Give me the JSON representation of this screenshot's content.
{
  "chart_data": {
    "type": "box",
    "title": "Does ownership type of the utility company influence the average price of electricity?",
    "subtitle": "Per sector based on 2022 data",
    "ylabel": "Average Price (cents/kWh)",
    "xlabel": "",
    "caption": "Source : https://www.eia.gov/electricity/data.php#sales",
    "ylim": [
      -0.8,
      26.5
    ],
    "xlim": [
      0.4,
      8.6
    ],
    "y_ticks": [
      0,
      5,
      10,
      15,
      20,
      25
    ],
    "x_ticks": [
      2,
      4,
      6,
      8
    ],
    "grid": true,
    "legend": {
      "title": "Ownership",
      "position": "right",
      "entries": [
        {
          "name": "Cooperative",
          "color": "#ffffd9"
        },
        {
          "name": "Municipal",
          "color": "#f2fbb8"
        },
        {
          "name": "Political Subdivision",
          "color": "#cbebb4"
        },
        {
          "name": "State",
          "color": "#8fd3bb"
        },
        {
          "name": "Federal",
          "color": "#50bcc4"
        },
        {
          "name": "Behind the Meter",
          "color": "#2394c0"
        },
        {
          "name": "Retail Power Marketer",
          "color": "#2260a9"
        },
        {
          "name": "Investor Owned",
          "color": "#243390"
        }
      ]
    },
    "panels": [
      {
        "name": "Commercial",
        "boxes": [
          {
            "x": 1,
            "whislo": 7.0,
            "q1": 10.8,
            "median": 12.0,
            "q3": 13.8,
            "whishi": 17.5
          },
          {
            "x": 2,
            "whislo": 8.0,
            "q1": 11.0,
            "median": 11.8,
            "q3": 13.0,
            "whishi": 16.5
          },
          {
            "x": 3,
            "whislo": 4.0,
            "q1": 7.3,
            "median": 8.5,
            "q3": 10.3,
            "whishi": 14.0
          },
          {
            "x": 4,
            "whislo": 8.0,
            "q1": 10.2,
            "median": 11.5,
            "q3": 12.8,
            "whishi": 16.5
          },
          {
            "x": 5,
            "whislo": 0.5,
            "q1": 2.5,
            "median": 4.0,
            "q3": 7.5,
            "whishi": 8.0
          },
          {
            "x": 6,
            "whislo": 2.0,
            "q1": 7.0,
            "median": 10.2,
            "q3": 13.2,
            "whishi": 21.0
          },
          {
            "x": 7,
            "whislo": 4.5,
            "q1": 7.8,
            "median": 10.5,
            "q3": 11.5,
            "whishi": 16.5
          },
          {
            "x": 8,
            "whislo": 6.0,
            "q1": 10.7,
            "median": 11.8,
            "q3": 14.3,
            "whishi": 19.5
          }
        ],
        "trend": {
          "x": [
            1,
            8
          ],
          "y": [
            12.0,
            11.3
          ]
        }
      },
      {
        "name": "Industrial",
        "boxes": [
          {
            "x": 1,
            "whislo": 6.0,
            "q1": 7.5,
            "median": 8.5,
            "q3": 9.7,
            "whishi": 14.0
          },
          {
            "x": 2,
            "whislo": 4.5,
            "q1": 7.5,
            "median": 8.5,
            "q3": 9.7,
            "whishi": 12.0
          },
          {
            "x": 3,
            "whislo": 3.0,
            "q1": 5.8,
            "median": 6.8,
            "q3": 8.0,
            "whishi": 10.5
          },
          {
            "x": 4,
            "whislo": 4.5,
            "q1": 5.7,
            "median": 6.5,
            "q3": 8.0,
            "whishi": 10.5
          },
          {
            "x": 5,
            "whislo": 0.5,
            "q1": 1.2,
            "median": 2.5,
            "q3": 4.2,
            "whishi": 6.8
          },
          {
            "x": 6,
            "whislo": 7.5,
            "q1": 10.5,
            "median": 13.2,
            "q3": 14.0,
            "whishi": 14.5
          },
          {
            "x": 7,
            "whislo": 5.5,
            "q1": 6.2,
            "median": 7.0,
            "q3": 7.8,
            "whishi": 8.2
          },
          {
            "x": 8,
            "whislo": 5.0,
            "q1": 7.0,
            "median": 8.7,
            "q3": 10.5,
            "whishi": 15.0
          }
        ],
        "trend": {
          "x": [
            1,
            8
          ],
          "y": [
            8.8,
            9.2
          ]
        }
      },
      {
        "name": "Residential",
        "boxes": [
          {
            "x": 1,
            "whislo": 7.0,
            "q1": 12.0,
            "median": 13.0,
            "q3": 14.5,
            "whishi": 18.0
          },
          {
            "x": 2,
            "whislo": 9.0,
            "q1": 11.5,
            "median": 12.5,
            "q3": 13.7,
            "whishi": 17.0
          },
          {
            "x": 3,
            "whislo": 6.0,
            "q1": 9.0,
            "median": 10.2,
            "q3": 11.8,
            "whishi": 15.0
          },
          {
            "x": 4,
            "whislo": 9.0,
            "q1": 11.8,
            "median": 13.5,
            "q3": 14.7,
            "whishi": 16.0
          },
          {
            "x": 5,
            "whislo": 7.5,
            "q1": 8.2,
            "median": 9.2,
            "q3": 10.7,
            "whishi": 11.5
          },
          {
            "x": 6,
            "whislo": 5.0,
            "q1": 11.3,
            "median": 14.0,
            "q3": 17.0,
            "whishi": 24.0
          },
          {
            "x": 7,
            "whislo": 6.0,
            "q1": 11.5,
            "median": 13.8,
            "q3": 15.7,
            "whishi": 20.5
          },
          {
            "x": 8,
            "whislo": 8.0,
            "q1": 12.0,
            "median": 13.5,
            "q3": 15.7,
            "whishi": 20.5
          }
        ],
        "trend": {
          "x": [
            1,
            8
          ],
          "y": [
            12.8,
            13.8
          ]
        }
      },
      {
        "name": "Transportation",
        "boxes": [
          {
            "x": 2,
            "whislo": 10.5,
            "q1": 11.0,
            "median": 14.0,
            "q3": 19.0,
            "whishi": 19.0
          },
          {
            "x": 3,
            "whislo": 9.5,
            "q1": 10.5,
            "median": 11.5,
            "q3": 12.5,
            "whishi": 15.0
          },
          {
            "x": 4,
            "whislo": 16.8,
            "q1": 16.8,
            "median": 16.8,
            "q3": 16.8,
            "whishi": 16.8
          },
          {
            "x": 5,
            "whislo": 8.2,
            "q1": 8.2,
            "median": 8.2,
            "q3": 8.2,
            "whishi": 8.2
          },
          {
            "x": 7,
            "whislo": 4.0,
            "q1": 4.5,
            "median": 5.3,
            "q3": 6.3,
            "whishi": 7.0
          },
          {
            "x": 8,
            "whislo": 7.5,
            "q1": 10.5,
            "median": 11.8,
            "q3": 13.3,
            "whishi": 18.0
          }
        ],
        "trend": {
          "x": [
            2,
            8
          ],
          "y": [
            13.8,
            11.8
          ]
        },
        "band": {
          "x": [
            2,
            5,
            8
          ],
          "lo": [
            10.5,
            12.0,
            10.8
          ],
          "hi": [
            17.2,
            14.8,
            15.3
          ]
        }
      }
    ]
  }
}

_ _ _ _

Written task: Please output every record, keeping each line exact.

Problem solution:
Give me the JSON representation of this screenshot's content.
{
  "chart_data": {
    "type": "box",
    "title": "Does ownership type of the utility company influence the average price of electricity?",
    "subtitle": "Per sector based on 2022 data",
    "ylabel": "Average Price (cents/kWh)",
    "xlabel": "",
    "caption": "Source : https://www.eia.gov/electricity/data.php#sales",
    "ylim": [
      -0.8,
      26.5
    ],
    "xlim": [
      0.4,
      8.6
    ],
    "y_ticks": [
      0,
      5,
      10,
      15,
      20,
      25
    ],
    "x_ticks": [
      2,
      4,
      6,
      8
    ],
    "grid": true,
    "legend": {
      "title": "Ownership",
      "position": "right",
      "entries": [
        {
          "name": "Cooperative",
          "color": "#ffffd9"
        },
        {
          "name": "Municipal",
          "color": "#f2fbb8"
        },
        {
          "name": "Political Subdivision",
          "color": "#cbebb4"
        },
        {
          "name": "State",
          "color": "#8fd3bb"
        },
        {
          "name": "Federal",
          "color": "#50bcc4"
        },
        {
          "name": "Behind the Meter",
          "color": "#2394c0"
        },
        {
          "name": "Retail Power Marketer",
          "color": "#2260a9"
        },
        {
          "name": "Investor Owned",
          "color": "#243390"
        }
      ]
    },
    "panels": [
      {
        "name": "Commercial",
        "boxes": [
          {
            "x": 1,
            "whislo": 7.0,
            "q1": 10.8,
            "median": 12.0,
            "q3": 13.8,
            "whishi": 17.5
          },
          {
            "x": 2,
            "whislo": 8.0,
            "q1": 11.0,
            "median": 11.8,
            "q3": 13.0,
            "whishi": 16.5
          },
          {
            "x": 3,
            "whislo": 4.0,
            "q1": 7.3,
            "median": 8.5,
            "q3": 10.3,
            "whishi": 14.0
          },
          {
            "x": 4,
            "whislo": 8.0,
            "q1": 10.2,
            "median": 11.5,
            "q3": 12.8,
            "whishi": 16.5
          },
          {
            "x": 5,
            "whislo": 0.5,
            "q1": 2.5,
            "median": 4.0,
            "q3": 7.5,
            "whishi": 8.0
          },
          {
            "x": 6,
            "whislo": 2.0,
            "q1": 7.0,
            "median": 10.2,
            "q3": 13.2,
            "whishi": 21.0
          },
          {
            "x": 7,
            "whislo": 4.5,
            "q1": 7.8,
            "median": 10.5,
            "q3": 11.5,
            "whishi": 16.5
          },
          {
            "x": 8,
            "whislo": 6.0,
            "q1": 10.7,
            "median": 11.8,
            "q3": 14.3,
            "whishi": 19.5
          }
        ],
        "trend": {
          "x": [
            1,
            8
          ],
          "y": [
            12.0,
            11.3
          ]
        }
      },
      {
        "name": "Industrial",
        "boxes": [
          {
            "x": 1,
            "whislo": 6.0,
            "q1": 7.5,
            "median": 8.5,
            "q3": 9.7,
            "whishi": 14.0
          },
          {
            "x": 2,
            "whislo": 4.5,
            "q1": 7.5,
            "median": 8.5,
            "q3": 9.7,
            "whishi": 12.0
          },
          {
            "x": 3,
            "whislo": 3.0,
            "q1": 5.8,
            "median": 6.8,
            "q3": 8.0,
            "whishi": 10.5
          },
          {
            "x": 4,
            "whislo": 4.5,
            "q1": 5.7,
            "median": 6.5,
            "q3": 8.0,
            "whishi": 10.5
          },
          {
            "x": 5,
            "whislo": 0.5,
            "q1": 1.2,
            "median": 2.5,
            "q3": 4.2,
            "whishi": 6.8
          },
          {
            "x": 6,
            "whislo": 7.5,
            "q1": 10.5,
            "median": 13.2,
            "q3": 14.0,
            "whishi": 14.5
          },
          {
            "x": 7,
            "whislo": 5.5,
            "q1": 6.2,
            "median": 7.0,
            "q3": 7.8,
            "whishi": 8.2
          },
          {
            "x": 8,
            "whislo": 5.0,
            "q1": 7.0,
            "median": 8.7,
            "q3": 10.5,
            "whishi": 15.0
          }
        ],
        "trend": {
          "x": [
            1,
            8
          ],
          "y": [
            8.8,
            9.2
          ]
        }
      },
      {
        "name": "Residential",
        "boxes": [
          {
            "x": 1,
            "whislo": 7.0,
            "q1": 12.0,
            "median": 13.0,
            "q3": 14.5,
            "whishi": 18.0
          },
          {
            "x": 2,
            "whislo": 9.0,
            "q1": 11.5,
            "median": 12.5,
            "q3": 13.7,
            "whishi": 17.0
          },
          {
            "x": 3,
            "whislo": 6.0,
            "q1": 9.0,
            "median": 10.2,
            "q3": 11.8,
            "whishi": 15.0
          },
          {
            "x": 4,
            "whislo": 9.0,
            "q1": 11.8,
            "median": 13.5,
            "q3": 14.7,
            "whishi": 16.0
          },
          {
            "x": 5,
            "whislo": 7.5,
            "q1": 8.2,
            "median": 9.2,
            "q3": 10.7,
            "whishi": 11.5
          },
          {
            "x": 6,
            "whislo": 5.0,
            "q1": 11.3,
            "median": 14.0,
            "q3": 17.0,
            "whishi": 24.0
          },
          {
            "x": 7,
            "whislo": 6.0,
            "q1": 11.5,
            "median": 13.8,
            "q3": 15.7,
            "whishi": 20.5
          },
          {
            "x": 8,
            "whislo": 8.0,
            "q1": 12.0,
            "median": 13.5,
            "q3": 15.7,
            "whishi": 20.5
          }
        ],
        "trend": {
          "x": [
            1,
            8
          ],
          "y": [
            12.8,
            13.8
          ]
        }
      },
      {
        "name": "Transportation",
        "boxes": [
          {
            "x": 2,
            "whislo": 10.5,
            "q1": 11.0,
            "median": 14.0,
            "q3": 19.0,
            "whishi": 19.0
          },
          {
            "x": 3,
            "whislo": 9.5,
            "q1": 10.5,
            "median": 11.5,
            "q3": 12.5,
            "whishi": 15.0
          },
          {
            "x": 4,
            "whislo": 16.8,
            "q1": 16.8,
            "median": 16.8,
            "q3": 16.8,
            "whishi": 16.8
          },
          {
            "x": 5,
            "whislo": 8.2,
            "q1": 8.2,
            "median": 8.2,
            "q3": 8.2,
            "whishi": 8.2
          },
          {
            "x": 7,
            "whislo": 4.0,
            "q1": 4.5,
            "median": 5.3,
            "q3": 6.3,
            "whishi": 7.0
          },
          {
            "x": 8,
            "whislo": 7.5,
            "q1": 10.5,
            "median": 11.8,
            "q3": 13.3,
            "whishi": 18.0
          }
        ],
        "trend": {
          "x": [
            2,
            8
          ],
          "y": [
            13.8,
            11.8
          ]
        },
        "band": {
          "x": [
            2,
            5,
            8
          ],
          "lo": [
            10.5,
            12.0,
            10.8
          ],
          "hi": [
            17.2,
            14.8,
            15.3
          ]
        }
      }
    ]
  }
}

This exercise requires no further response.